● The problem
Pull each line holding "label" out of the entries below.
===== Extracted data
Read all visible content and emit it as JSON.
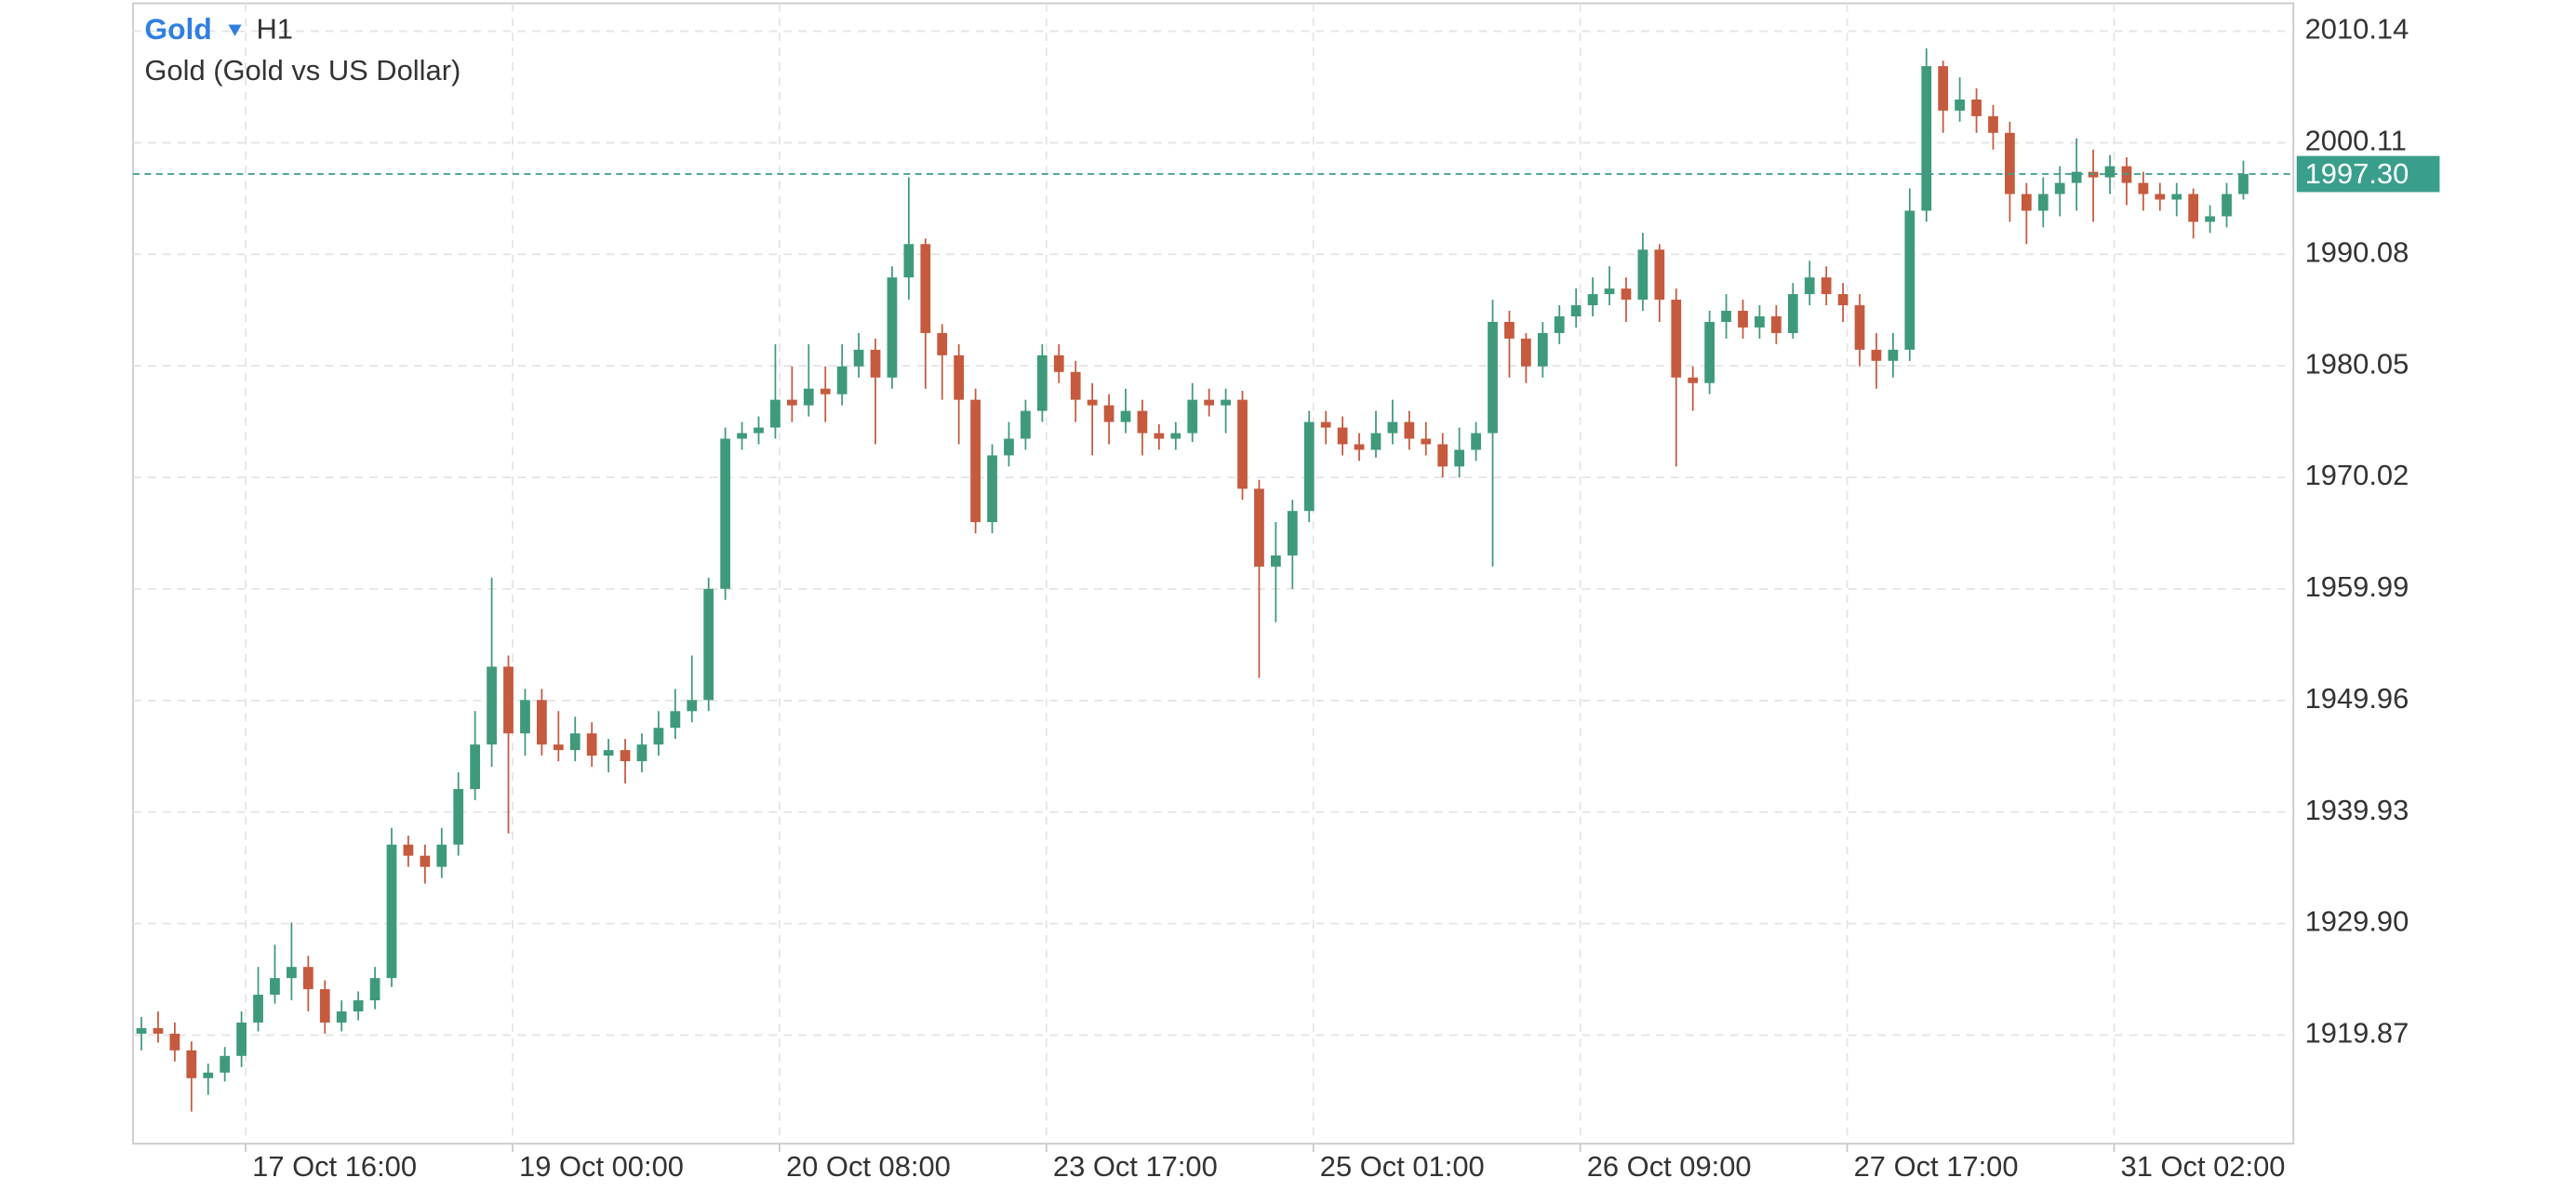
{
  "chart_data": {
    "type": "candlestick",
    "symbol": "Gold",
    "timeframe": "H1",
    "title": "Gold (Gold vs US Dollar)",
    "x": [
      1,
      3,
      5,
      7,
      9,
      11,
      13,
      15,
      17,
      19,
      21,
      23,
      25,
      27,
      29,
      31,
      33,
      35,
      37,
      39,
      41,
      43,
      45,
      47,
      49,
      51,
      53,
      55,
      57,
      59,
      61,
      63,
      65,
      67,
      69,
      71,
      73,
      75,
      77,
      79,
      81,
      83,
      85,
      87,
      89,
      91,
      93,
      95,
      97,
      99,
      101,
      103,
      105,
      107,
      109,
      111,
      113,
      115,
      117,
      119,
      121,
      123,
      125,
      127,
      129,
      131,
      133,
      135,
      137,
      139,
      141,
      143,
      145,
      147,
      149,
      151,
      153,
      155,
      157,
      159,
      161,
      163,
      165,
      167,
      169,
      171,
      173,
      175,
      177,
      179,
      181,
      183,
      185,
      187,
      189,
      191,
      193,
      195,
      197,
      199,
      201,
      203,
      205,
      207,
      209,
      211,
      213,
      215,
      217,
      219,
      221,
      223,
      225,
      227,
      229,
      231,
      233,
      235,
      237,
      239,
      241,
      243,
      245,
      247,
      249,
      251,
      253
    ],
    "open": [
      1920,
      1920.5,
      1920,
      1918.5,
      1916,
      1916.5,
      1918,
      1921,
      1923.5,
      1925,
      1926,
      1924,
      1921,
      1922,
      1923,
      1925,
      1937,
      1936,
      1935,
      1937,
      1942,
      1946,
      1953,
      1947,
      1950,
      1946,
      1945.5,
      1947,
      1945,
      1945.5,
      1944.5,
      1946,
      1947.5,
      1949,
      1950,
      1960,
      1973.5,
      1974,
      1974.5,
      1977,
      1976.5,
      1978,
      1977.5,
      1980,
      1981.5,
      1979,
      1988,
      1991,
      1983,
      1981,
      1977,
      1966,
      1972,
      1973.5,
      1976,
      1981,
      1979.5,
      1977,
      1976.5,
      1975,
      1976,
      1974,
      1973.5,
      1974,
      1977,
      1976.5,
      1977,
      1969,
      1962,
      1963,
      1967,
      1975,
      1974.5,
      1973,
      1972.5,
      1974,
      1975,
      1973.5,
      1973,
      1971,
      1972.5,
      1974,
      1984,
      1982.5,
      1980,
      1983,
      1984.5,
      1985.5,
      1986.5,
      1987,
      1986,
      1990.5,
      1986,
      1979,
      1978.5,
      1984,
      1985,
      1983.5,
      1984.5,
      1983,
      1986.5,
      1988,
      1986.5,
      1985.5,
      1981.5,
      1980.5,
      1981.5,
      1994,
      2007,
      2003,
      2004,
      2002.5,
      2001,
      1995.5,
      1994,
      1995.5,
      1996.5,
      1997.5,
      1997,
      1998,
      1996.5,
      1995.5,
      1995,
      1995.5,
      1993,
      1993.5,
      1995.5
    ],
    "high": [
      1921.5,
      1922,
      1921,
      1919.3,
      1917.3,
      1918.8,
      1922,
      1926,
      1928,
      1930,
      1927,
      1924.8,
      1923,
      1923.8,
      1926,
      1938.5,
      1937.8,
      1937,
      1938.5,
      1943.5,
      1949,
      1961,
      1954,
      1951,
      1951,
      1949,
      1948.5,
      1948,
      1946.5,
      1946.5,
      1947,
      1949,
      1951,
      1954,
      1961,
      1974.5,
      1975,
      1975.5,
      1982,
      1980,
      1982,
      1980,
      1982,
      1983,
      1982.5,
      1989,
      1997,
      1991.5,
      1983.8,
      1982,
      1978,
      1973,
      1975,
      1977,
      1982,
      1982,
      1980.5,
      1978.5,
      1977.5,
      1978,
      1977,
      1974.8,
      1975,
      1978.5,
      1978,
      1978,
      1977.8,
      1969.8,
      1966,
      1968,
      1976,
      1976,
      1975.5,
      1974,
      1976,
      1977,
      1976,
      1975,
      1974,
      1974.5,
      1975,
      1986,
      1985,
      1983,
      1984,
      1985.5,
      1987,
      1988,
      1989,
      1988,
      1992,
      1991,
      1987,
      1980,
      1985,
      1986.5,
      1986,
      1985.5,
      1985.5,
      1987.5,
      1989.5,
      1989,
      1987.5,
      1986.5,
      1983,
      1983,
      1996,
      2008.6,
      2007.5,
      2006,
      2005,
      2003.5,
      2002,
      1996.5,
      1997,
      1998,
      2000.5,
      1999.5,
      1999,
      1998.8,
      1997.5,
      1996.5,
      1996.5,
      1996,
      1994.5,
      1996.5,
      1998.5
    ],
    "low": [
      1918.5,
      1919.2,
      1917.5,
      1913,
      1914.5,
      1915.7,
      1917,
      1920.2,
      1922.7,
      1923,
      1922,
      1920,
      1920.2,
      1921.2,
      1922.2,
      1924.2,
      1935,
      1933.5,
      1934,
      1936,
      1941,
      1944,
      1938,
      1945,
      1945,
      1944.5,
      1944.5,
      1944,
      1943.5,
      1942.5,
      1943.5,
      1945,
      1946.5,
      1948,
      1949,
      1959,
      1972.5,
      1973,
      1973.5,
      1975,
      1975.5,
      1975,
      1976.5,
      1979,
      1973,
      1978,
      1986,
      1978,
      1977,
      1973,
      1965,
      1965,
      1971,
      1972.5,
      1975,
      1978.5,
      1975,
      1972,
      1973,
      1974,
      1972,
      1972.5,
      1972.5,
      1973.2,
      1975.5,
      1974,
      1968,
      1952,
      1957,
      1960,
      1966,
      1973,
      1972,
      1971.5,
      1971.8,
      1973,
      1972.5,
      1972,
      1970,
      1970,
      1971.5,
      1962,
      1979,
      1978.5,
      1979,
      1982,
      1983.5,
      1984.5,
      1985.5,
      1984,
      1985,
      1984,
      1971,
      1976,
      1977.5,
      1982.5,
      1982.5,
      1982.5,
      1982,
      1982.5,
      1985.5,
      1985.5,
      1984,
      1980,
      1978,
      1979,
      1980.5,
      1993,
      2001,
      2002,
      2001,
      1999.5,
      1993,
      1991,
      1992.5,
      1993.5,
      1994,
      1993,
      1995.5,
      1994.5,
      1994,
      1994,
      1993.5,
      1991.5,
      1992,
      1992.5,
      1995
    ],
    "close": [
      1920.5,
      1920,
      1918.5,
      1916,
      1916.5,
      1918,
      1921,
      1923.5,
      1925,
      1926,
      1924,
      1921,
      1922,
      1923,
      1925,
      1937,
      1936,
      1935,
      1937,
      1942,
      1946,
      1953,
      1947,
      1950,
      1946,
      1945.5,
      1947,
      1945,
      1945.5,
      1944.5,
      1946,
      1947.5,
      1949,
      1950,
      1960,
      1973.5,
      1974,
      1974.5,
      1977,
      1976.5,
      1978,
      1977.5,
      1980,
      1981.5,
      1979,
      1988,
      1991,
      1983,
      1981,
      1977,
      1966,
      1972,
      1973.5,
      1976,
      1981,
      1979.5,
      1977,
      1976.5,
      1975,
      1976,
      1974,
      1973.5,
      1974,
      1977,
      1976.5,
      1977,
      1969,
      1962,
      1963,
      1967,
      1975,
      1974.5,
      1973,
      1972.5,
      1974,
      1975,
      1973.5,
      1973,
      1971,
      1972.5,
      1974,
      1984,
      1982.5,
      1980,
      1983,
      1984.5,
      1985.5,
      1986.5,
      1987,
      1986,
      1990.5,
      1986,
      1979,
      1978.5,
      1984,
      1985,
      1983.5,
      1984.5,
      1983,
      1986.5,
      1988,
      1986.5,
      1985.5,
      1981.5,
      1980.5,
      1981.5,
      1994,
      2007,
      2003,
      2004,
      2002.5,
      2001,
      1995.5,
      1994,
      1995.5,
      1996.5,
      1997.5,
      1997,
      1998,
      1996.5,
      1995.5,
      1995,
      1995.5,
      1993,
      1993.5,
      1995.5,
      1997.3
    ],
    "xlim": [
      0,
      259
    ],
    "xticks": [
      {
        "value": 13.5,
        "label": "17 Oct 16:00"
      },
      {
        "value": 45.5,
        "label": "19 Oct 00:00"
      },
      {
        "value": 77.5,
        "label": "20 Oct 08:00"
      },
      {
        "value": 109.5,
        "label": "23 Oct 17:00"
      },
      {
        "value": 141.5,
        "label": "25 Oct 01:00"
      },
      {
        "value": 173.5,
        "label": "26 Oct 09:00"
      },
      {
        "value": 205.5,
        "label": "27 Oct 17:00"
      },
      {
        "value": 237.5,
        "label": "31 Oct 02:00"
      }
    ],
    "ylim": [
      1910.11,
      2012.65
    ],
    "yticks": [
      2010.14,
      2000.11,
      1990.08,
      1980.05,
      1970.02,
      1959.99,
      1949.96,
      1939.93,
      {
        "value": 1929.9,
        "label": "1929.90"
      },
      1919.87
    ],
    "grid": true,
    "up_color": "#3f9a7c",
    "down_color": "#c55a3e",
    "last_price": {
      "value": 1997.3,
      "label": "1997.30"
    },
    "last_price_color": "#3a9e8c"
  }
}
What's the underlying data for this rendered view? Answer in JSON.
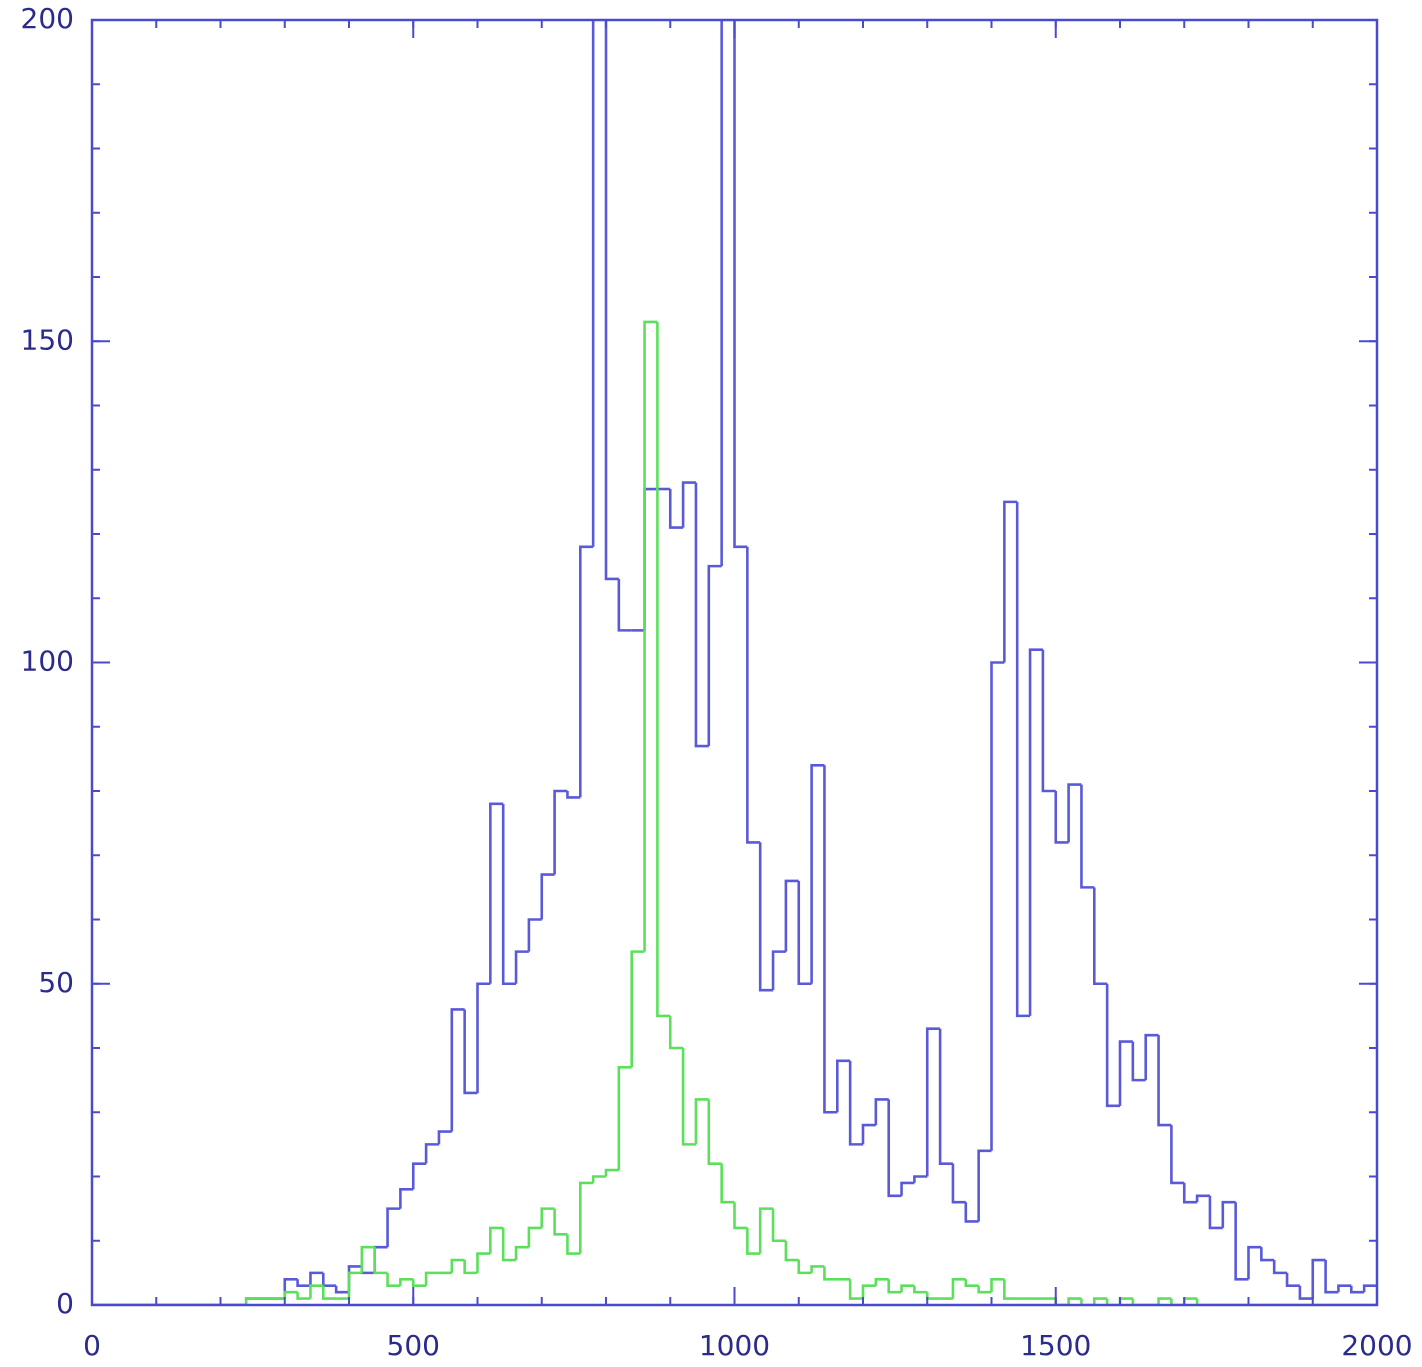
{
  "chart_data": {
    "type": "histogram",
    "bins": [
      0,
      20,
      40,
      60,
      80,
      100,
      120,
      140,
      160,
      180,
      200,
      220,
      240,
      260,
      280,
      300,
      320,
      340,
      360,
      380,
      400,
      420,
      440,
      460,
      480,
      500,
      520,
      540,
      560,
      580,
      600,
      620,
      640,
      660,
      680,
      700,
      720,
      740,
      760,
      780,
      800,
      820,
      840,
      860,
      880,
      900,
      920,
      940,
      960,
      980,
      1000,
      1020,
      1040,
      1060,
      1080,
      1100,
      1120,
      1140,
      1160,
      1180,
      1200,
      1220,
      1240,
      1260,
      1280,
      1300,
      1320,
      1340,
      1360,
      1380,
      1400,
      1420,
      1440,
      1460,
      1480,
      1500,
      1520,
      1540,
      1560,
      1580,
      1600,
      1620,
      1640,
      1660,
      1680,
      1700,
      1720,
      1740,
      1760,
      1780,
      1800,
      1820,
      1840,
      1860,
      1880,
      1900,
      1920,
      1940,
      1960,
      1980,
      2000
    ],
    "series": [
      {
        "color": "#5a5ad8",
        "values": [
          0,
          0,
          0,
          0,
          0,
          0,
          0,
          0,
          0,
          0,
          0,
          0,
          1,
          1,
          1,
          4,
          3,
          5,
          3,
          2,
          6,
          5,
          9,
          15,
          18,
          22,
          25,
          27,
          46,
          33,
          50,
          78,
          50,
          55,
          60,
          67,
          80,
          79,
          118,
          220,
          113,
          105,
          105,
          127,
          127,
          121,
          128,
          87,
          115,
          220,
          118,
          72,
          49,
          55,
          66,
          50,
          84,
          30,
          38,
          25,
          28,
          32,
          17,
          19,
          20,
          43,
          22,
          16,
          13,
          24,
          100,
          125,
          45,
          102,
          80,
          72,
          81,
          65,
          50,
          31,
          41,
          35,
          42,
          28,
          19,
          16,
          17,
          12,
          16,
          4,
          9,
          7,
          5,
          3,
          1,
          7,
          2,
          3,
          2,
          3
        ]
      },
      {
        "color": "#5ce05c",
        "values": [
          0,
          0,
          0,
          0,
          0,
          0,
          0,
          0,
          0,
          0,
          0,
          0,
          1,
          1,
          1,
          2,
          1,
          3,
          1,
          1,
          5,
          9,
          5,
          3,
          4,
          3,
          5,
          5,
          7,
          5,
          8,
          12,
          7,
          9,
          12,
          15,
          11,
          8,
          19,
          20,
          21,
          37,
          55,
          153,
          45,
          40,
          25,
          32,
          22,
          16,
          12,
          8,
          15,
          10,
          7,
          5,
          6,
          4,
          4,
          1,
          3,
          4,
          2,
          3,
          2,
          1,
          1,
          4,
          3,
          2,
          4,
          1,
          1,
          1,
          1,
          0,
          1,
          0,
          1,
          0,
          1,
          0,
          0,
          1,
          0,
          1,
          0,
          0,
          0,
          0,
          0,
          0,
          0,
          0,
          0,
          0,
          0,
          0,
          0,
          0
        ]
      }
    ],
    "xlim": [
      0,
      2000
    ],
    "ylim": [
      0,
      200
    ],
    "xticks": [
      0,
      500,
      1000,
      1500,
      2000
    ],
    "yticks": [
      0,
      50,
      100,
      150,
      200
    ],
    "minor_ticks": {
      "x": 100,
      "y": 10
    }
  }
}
==========
● Exercise output
        "label": "17 Oct 16:00"
        "label": "19 Oct 00:00"
        "label": "20 Oct 08:00"
        "label": "23 Oct 17:00"
        "label": "25 Oct 01:00"
        "label": "26 Oct 09:00"
        "label": "27 Oct 17:00"
        "label": "31 Oct 02:00"
        "label": "1929.90"
      "label": "1997.30"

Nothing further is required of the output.